The Bill aims to extend India’s jurisdiction to the country’s research stations at the South Pole and hold its citizens working there accountable to the country’s law. There has been no specific legislation in this regard so far, 41 years since India’s Antarctic expeditions began in 1981.

The legislation not only seeks to regulate the activities in the region, but also to protect the pristine Antarctic environment from non-native species, pollution and radioactive experiments.

The Indian Antarctic Bill will apply to any person, vessel or aircraft that is a part of an Indian expedition to Antarctica, which includes the continent, its ice-shelves, and all areas of the continental shelf adjacent to it, and all its islands.

It also includes the air space south of 60° South latitude — which means activities on Indian aircraft over the South Pole will also fall under the purview of the bill.

Among other things, the bill will allow the Indian government to enforce the three international treaties linked to the region — the Antarctic Treaty, the Convention for the Conservation of Antarctic Marine Living Resources, and the Protocol on Environmental Protection to the Antarctic Treaty.


Also read: Soot from research & tourist activity hastening snow melt in Antarctica, finds global study


The treaties

The Antarctic Treaty came into force on 23 June 1961 after ratification by the 12 countries then active in Antarctic science. The treaty aims to demilitarise Antarctica, making it a zone free of nuclear tests and radioactive waste and ensures that the area in the South Pole is used for peaceful purposes only.

The Convention for the Conservation of Antarctic Marine Living Resources was established in 1982 in response to concerns that excessive krill fishing activities could impact the Southern Ocean ecosystem.
= = =
## Written tasks
a) Retype the records from their first line up to and including the line that contains "data-point-mcnt <box>617 408 626 417</box>", keeping each line unchanged.
b) Please extend the passage on the Indian Antarctic Bill and its linked treaties, starting after its last sentence.

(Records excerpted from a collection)
= = =
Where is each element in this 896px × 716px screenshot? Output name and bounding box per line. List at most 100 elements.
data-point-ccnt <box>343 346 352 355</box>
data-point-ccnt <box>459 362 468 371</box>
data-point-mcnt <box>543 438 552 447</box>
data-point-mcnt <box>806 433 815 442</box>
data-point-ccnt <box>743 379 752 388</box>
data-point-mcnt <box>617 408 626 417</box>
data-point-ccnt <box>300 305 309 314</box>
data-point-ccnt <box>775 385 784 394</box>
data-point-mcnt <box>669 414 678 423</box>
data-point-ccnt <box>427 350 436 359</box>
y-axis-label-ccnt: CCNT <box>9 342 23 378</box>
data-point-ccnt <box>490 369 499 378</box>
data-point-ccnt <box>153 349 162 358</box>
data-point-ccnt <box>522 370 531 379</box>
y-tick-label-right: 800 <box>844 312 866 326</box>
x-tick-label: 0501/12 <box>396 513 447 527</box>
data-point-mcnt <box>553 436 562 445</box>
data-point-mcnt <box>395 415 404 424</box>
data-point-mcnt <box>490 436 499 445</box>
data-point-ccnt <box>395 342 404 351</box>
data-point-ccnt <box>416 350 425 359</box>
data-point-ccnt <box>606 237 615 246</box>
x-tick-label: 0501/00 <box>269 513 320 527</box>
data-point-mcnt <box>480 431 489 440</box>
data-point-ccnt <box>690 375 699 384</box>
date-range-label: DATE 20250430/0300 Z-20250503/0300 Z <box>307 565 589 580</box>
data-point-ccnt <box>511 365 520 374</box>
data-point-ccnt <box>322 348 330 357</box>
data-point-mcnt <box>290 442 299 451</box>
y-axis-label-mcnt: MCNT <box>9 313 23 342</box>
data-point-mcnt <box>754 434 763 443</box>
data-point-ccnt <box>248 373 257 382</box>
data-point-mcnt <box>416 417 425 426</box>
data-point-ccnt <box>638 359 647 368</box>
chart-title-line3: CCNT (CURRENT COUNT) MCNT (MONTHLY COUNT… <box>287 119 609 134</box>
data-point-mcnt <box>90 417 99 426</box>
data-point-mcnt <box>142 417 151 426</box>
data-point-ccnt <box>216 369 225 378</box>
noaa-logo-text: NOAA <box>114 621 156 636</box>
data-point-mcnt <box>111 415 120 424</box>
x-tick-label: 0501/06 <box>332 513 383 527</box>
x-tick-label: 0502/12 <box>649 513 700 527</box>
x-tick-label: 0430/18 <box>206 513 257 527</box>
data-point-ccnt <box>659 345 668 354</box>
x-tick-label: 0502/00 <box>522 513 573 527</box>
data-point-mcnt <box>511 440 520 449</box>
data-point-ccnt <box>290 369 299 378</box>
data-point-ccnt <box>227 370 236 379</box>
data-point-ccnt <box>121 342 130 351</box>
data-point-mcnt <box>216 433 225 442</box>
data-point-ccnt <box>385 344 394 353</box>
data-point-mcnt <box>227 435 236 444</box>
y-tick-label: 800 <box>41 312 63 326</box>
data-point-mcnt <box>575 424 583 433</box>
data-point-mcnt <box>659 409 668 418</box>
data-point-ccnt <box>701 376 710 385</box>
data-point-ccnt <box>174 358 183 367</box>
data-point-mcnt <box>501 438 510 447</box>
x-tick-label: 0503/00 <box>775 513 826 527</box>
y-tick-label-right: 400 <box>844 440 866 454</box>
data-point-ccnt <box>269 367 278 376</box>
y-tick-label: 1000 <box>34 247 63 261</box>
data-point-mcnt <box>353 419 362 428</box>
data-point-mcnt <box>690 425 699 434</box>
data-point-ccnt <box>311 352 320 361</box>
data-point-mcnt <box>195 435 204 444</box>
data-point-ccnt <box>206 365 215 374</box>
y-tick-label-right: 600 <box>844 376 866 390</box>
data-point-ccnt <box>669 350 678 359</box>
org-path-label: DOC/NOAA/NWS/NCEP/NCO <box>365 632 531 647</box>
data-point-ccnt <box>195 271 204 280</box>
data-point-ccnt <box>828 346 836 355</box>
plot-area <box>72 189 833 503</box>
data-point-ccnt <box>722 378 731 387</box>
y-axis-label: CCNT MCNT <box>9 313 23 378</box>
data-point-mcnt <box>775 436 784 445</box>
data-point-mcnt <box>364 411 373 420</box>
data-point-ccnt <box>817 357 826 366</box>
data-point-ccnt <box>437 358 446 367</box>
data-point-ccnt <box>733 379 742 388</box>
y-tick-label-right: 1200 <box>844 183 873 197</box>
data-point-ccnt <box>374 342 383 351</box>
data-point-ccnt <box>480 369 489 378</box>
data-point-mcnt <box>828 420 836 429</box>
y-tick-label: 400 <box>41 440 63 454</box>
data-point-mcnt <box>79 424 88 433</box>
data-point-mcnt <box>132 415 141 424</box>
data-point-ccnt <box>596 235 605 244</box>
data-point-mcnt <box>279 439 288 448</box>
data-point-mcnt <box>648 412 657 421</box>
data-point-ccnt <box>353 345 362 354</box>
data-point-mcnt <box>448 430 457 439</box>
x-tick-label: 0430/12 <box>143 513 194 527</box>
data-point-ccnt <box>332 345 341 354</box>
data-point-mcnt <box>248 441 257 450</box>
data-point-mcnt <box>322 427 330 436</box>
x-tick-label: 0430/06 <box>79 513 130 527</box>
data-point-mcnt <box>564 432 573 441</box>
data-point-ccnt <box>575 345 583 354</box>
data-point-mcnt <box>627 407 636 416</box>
= = =
## The responses
a)
Where is each element in this 896px × 716px screenshot? Output name and bounding box per line. List at most 100 elements.
data-point-ccnt <box>343 346 352 355</box>
data-point-ccnt <box>459 362 468 371</box>
data-point-mcnt <box>543 438 552 447</box>
data-point-mcnt <box>806 433 815 442</box>
data-point-ccnt <box>743 379 752 388</box>
data-point-mcnt <box>617 408 626 417</box>

b)
In 1991, the Protocol on Environmental Protection to the Antarctic Treaty was adopted and the countries party to it committed to protecting the environment of the Antarctic region and its dependent and associated ecosystems.

The protocol, as explained by the Australian Antarctic Program, designates Antarctica as a “natural reserve, devoted to peace and science”. It also establishes “environmental principles that must be a fundamental consideration in the planning and conduct of all activities”, and prohibits mining in the area indefinitely.

It also requires that all proposed activities must be “subject to a prior assessment of their environmental impacts”.

Permits, penalties

The bill provides for the establishment of a ‘Committee on Antarctic Governance and Environmental Protection’ that will be formed by the central government and chaired by the Secretary of the Ministry of Earth Sciences.

This committee — consisting of 10 members from various ministries and organisations, including defence, external affairs, Indian R&D institution National Centre for Polar and Ocean Research, and the National Security Council Secretariat, among others — will be responsible for granting permits for various activities in the South Pole.

The committee, which will also have two experts from the Antarctic environment and geo-political fields, will be responsible for implementing and ensuring compliance of relevant international laws for protection of the Antarctic environment.

A permit by the committee or written authorisation from another party to the protocol will be required for carrying out expeditions in Antarctica. A permit from the committee will also be required if a person wants to enter or remain in an Indian station in Antarctica, drill, dredge or excavate for mineral resources, or even collect samples of mineral resources.

The bill will allow the committee to regulate activities that may harm Antarctic flora and fauna, as well as waste disposal by a person, vessel or aircraft in Antarctica.

To gain a permit, the applicant will have to carry out an environmental impact assessment of the activities proposed by them, as well as prepare a waste management plan for the same.

Nuclear explosion or disposal of radioactive wastes, introduction of non-sterile soil, and discharge of garbage, plastic or other substances into the sea will not be permitted.

The bill also specifies penalties that can be imposed for violation of its provisions. For example, conducting a nuclear explosion in Antarctica will be punishable with an imprisonment of 20 years, which may extend to life imprisonment, and a fine of at least Rs 50 crore.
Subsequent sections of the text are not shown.